*Material for the task*.
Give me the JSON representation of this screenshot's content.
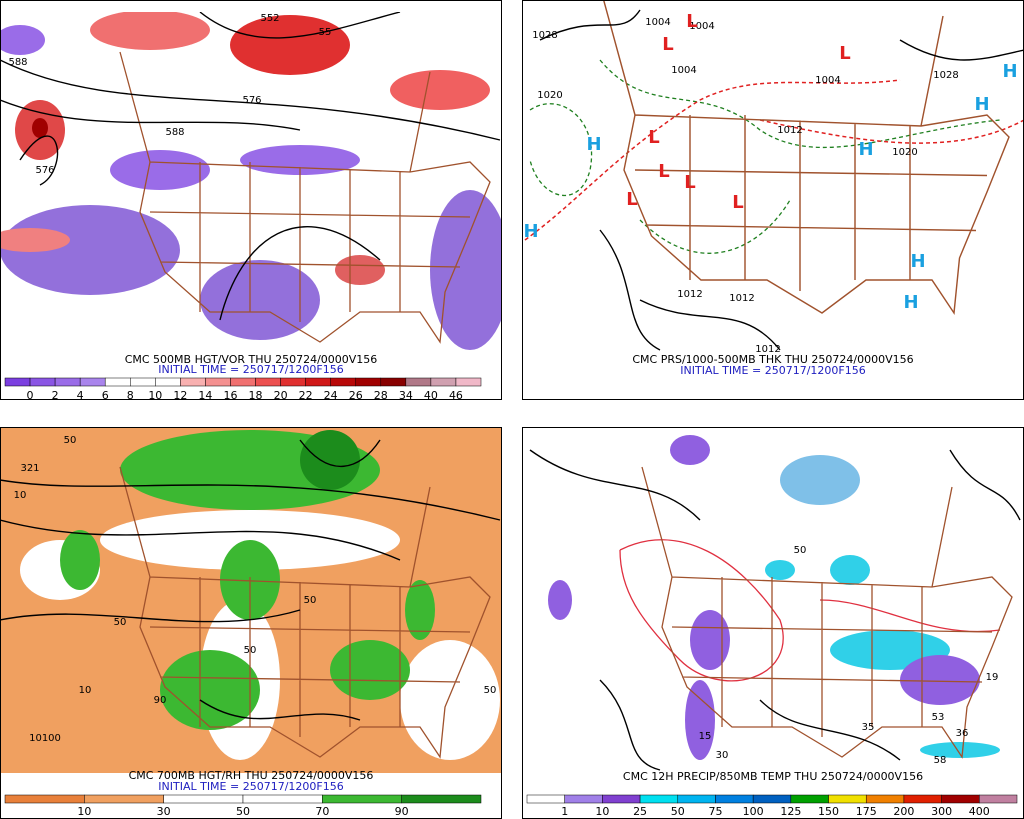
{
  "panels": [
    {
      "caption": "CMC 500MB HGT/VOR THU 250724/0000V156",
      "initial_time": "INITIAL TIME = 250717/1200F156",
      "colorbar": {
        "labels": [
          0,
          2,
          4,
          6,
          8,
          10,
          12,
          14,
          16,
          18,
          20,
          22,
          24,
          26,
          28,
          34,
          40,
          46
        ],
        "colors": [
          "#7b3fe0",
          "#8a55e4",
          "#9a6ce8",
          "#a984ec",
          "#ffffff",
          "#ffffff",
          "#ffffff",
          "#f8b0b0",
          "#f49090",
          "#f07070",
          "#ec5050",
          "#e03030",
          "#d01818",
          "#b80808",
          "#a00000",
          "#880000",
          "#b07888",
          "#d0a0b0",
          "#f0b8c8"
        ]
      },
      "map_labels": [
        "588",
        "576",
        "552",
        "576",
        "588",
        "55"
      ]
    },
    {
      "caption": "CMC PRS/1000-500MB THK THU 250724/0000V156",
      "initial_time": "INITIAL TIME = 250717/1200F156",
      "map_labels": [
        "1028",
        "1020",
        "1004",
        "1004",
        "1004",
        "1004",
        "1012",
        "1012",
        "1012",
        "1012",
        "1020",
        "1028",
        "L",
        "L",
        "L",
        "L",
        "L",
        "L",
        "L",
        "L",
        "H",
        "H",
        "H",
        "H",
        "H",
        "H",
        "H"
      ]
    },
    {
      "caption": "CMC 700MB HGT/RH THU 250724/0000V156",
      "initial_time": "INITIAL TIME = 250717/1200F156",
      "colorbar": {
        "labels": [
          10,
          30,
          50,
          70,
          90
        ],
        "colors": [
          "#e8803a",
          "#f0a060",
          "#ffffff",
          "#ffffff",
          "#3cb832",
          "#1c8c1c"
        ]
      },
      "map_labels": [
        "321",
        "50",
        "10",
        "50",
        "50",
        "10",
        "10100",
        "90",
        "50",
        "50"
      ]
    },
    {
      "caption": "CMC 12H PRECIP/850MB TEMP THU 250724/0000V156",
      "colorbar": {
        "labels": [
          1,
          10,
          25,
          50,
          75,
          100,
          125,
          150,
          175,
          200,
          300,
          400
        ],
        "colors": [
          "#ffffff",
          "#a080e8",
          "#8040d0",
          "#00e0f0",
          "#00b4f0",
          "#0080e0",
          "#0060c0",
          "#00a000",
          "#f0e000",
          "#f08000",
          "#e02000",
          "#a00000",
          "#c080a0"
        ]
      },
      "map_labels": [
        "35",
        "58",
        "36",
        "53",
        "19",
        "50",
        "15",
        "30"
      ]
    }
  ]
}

*What to produce*.
Out of the preceding entries, pull every line containing the string "caption".

*Expected answer*.
      "caption": "CMC 500MB HGT/VOR THU 250724/0000V156",
      "caption": "CMC PRS/1000-500MB THK THU 250724/0000V156",
      "caption": "CMC 700MB HGT/RH THU 250724/0000V156",
      "caption": "CMC 12H PRECIP/850MB TEMP THU 250724/0000V156",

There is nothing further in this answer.